> **Short problem**
No images are to be carried over; print all other material exactly as it stands.

A run of records:
━━━━━━━━━━━━━━━━━━━━━━━━━━━━━━

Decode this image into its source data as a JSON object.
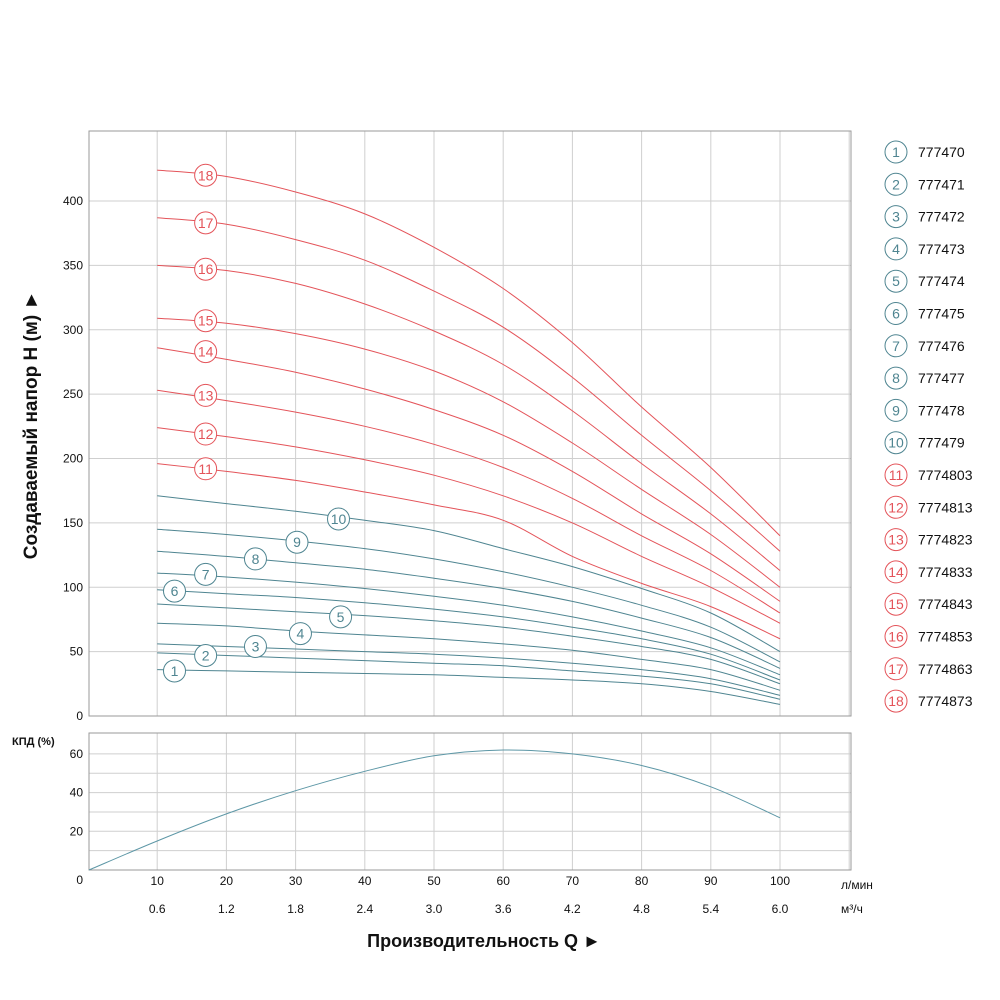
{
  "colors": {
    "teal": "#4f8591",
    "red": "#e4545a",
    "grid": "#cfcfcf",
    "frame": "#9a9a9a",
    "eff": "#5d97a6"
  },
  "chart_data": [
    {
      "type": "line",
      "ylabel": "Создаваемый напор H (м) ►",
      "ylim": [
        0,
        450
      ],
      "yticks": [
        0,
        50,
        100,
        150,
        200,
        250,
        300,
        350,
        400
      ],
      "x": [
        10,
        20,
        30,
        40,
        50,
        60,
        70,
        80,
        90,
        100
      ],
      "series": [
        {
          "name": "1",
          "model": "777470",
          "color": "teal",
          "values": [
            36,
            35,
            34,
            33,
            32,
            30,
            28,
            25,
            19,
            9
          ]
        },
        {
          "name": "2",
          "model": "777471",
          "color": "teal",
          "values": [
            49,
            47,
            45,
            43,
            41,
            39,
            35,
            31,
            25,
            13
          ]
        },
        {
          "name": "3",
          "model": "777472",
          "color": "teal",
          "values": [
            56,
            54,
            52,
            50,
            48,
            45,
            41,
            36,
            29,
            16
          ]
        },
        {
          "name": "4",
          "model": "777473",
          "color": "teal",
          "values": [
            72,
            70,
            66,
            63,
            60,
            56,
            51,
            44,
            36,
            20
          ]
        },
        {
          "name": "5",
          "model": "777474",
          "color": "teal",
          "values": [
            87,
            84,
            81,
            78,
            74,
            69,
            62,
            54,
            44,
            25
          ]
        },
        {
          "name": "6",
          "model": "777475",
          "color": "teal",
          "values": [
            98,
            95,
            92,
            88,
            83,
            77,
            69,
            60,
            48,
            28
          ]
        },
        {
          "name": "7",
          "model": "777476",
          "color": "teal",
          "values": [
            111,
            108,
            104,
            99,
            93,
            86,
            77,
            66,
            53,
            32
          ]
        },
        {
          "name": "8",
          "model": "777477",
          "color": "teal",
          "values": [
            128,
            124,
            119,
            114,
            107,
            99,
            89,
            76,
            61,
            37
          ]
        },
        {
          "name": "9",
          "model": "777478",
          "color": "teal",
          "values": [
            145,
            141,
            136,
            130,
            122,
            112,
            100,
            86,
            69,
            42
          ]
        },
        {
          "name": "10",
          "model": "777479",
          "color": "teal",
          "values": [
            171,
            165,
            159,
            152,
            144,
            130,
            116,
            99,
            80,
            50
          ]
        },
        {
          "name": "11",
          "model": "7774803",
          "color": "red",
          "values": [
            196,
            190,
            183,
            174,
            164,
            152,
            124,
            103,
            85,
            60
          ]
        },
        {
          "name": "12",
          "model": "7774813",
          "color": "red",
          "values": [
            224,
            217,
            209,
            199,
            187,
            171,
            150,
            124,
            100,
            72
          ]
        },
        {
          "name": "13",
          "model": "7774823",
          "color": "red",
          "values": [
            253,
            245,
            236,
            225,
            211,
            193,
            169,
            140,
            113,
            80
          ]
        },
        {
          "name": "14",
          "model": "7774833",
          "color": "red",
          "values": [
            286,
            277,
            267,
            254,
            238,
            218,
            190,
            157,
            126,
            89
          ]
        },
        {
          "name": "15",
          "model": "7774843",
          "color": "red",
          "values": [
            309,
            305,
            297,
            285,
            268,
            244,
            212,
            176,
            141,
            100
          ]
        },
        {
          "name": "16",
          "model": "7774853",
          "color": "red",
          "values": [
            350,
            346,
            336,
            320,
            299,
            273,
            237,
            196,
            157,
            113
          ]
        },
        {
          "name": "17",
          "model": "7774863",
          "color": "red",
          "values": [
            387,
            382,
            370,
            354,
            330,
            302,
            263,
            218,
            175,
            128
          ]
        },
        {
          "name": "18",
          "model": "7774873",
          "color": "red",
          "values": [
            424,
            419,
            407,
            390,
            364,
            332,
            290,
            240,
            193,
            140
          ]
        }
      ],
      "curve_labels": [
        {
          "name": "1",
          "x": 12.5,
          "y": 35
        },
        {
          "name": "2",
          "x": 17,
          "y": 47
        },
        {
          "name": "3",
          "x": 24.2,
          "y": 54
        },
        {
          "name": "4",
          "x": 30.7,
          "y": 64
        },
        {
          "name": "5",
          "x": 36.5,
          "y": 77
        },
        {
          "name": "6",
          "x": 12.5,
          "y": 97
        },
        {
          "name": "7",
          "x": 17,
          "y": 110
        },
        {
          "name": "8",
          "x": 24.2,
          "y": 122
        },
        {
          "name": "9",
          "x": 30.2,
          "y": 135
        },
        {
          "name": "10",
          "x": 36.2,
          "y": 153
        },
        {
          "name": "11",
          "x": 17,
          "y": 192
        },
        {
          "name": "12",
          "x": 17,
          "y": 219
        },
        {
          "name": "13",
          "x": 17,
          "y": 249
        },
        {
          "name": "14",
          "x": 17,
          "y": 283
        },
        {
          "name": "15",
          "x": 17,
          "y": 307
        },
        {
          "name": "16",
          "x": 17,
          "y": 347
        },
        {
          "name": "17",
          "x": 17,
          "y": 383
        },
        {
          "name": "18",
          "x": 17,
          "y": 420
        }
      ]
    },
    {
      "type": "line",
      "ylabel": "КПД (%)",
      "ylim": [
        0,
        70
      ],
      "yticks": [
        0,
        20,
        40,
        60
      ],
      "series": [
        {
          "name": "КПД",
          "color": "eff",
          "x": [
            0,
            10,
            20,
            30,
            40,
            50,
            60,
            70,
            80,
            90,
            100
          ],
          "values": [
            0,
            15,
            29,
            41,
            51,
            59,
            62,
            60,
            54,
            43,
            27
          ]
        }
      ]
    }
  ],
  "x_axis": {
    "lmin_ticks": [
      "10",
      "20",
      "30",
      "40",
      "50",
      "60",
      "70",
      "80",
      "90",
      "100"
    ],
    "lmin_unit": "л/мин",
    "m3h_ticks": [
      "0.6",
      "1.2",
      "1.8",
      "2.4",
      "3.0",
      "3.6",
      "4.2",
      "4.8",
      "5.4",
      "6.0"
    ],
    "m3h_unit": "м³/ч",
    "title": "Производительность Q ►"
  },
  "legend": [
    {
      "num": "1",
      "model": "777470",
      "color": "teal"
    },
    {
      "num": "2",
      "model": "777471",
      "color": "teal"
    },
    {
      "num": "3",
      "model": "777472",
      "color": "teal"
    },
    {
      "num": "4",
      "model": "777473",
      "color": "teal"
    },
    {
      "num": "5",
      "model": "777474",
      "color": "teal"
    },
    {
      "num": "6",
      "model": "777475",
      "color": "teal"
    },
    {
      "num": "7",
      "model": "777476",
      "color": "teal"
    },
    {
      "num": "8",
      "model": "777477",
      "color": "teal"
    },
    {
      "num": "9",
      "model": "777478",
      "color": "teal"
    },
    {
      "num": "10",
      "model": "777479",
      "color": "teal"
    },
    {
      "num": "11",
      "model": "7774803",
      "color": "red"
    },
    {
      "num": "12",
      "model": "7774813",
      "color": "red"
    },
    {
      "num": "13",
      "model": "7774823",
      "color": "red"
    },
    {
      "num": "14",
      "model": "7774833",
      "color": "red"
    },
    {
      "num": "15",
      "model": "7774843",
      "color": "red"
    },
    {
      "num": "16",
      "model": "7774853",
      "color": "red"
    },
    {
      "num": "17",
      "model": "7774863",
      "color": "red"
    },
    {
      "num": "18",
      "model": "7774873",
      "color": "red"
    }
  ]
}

━━━━━━━━━━━━━━━━━━━━━━━━━━━━━━

> **Answer below**
Decode this image into its source data as a JSON object.
{
  "colors": {
    "teal": "#4f8591",
    "red": "#e4545a",
    "grid": "#cfcfcf",
    "frame": "#9a9a9a",
    "eff": "#5d97a6"
  },
  "chart_data": [
    {
      "type": "line",
      "ylabel": "Создаваемый напор H (м) ►",
      "ylim": [
        0,
        450
      ],
      "yticks": [
        0,
        50,
        100,
        150,
        200,
        250,
        300,
        350,
        400
      ],
      "x": [
        10,
        20,
        30,
        40,
        50,
        60,
        70,
        80,
        90,
        100
      ],
      "series": [
        {
          "name": "1",
          "model": "777470",
          "color": "teal",
          "values": [
            36,
            35,
            34,
            33,
            32,
            30,
            28,
            25,
            19,
            9
          ]
        },
        {
          "name": "2",
          "model": "777471",
          "color": "teal",
          "values": [
            49,
            47,
            45,
            43,
            41,
            39,
            35,
            31,
            25,
            13
          ]
        },
        {
          "name": "3",
          "model": "777472",
          "color": "teal",
          "values": [
            56,
            54,
            52,
            50,
            48,
            45,
            41,
            36,
            29,
            16
          ]
        },
        {
          "name": "4",
          "model": "777473",
          "color": "teal",
          "values": [
            72,
            70,
            66,
            63,
            60,
            56,
            51,
            44,
            36,
            20
          ]
        },
        {
          "name": "5",
          "model": "777474",
          "color": "teal",
          "values": [
            87,
            84,
            81,
            78,
            74,
            69,
            62,
            54,
            44,
            25
          ]
        },
        {
          "name": "6",
          "model": "777475",
          "color": "teal",
          "values": [
            98,
            95,
            92,
            88,
            83,
            77,
            69,
            60,
            48,
            28
          ]
        },
        {
          "name": "7",
          "model": "777476",
          "color": "teal",
          "values": [
            111,
            108,
            104,
            99,
            93,
            86,
            77,
            66,
            53,
            32
          ]
        },
        {
          "name": "8",
          "model": "777477",
          "color": "teal",
          "values": [
            128,
            124,
            119,
            114,
            107,
            99,
            89,
            76,
            61,
            37
          ]
        },
        {
          "name": "9",
          "model": "777478",
          "color": "teal",
          "values": [
            145,
            141,
            136,
            130,
            122,
            112,
            100,
            86,
            69,
            42
          ]
        },
        {
          "name": "10",
          "model": "777479",
          "color": "teal",
          "values": [
            171,
            165,
            159,
            152,
            144,
            130,
            116,
            99,
            80,
            50
          ]
        },
        {
          "name": "11",
          "model": "7774803",
          "color": "red",
          "values": [
            196,
            190,
            183,
            174,
            164,
            152,
            124,
            103,
            85,
            60
          ]
        },
        {
          "name": "12",
          "model": "7774813",
          "color": "red",
          "values": [
            224,
            217,
            209,
            199,
            187,
            171,
            150,
            124,
            100,
            72
          ]
        },
        {
          "name": "13",
          "model": "7774823",
          "color": "red",
          "values": [
            253,
            245,
            236,
            225,
            211,
            193,
            169,
            140,
            113,
            80
          ]
        },
        {
          "name": "14",
          "model": "7774833",
          "color": "red",
          "values": [
            286,
            277,
            267,
            254,
            238,
            218,
            190,
            157,
            126,
            89
          ]
        },
        {
          "name": "15",
          "model": "7774843",
          "color": "red",
          "values": [
            309,
            305,
            297,
            285,
            268,
            244,
            212,
            176,
            141,
            100
          ]
        },
        {
          "name": "16",
          "model": "7774853",
          "color": "red",
          "values": [
            350,
            346,
            336,
            320,
            299,
            273,
            237,
            196,
            157,
            113
          ]
        },
        {
          "name": "17",
          "model": "7774863",
          "color": "red",
          "values": [
            387,
            382,
            370,
            354,
            330,
            302,
            263,
            218,
            175,
            128
          ]
        },
        {
          "name": "18",
          "model": "7774873",
          "color": "red",
          "values": [
            424,
            419,
            407,
            390,
            364,
            332,
            290,
            240,
            193,
            140
          ]
        }
      ],
      "curve_labels": [
        {
          "name": "1",
          "x": 12.5,
          "y": 35
        },
        {
          "name": "2",
          "x": 17,
          "y": 47
        },
        {
          "name": "3",
          "x": 24.2,
          "y": 54
        },
        {
          "name": "4",
          "x": 30.7,
          "y": 64
        },
        {
          "name": "5",
          "x": 36.5,
          "y": 77
        },
        {
          "name": "6",
          "x": 12.5,
          "y": 97
        },
        {
          "name": "7",
          "x": 17,
          "y": 110
        },
        {
          "name": "8",
          "x": 24.2,
          "y": 122
        },
        {
          "name": "9",
          "x": 30.2,
          "y": 135
        },
        {
          "name": "10",
          "x": 36.2,
          "y": 153
        },
        {
          "name": "11",
          "x": 17,
          "y": 192
        },
        {
          "name": "12",
          "x": 17,
          "y": 219
        },
        {
          "name": "13",
          "x": 17,
          "y": 249
        },
        {
          "name": "14",
          "x": 17,
          "y": 283
        },
        {
          "name": "15",
          "x": 17,
          "y": 307
        },
        {
          "name": "16",
          "x": 17,
          "y": 347
        },
        {
          "name": "17",
          "x": 17,
          "y": 383
        },
        {
          "name": "18",
          "x": 17,
          "y": 420
        }
      ]
    },
    {
      "type": "line",
      "ylabel": "КПД (%)",
      "ylim": [
        0,
        70
      ],
      "yticks": [
        0,
        20,
        40,
        60
      ],
      "series": [
        {
          "name": "КПД",
          "color": "eff",
          "x": [
            0,
            10,
            20,
            30,
            40,
            50,
            60,
            70,
            80,
            90,
            100
          ],
          "values": [
            0,
            15,
            29,
            41,
            51,
            59,
            62,
            60,
            54,
            43,
            27
          ]
        }
      ]
    }
  ],
  "x_axis": {
    "lmin_ticks": [
      "10",
      "20",
      "30",
      "40",
      "50",
      "60",
      "70",
      "80",
      "90",
      "100"
    ],
    "lmin_unit": "л/мин",
    "m3h_ticks": [
      "0.6",
      "1.2",
      "1.8",
      "2.4",
      "3.0",
      "3.6",
      "4.2",
      "4.8",
      "5.4",
      "6.0"
    ],
    "m3h_unit": "м³/ч",
    "title": "Производительность Q ►"
  },
  "legend": [
    {
      "num": "1",
      "model": "777470",
      "color": "teal"
    },
    {
      "num": "2",
      "model": "777471",
      "color": "teal"
    },
    {
      "num": "3",
      "model": "777472",
      "color": "teal"
    },
    {
      "num": "4",
      "model": "777473",
      "color": "teal"
    },
    {
      "num": "5",
      "model": "777474",
      "color": "teal"
    },
    {
      "num": "6",
      "model": "777475",
      "color": "teal"
    },
    {
      "num": "7",
      "model": "777476",
      "color": "teal"
    },
    {
      "num": "8",
      "model": "777477",
      "color": "teal"
    },
    {
      "num": "9",
      "model": "777478",
      "color": "teal"
    },
    {
      "num": "10",
      "model": "777479",
      "color": "teal"
    },
    {
      "num": "11",
      "model": "7774803",
      "color": "red"
    },
    {
      "num": "12",
      "model": "7774813",
      "color": "red"
    },
    {
      "num": "13",
      "model": "7774823",
      "color": "red"
    },
    {
      "num": "14",
      "model": "7774833",
      "color": "red"
    },
    {
      "num": "15",
      "model": "7774843",
      "color": "red"
    },
    {
      "num": "16",
      "model": "7774853",
      "color": "red"
    },
    {
      "num": "17",
      "model": "7774863",
      "color": "red"
    },
    {
      "num": "18",
      "model": "7774873",
      "color": "red"
    }
  ]
}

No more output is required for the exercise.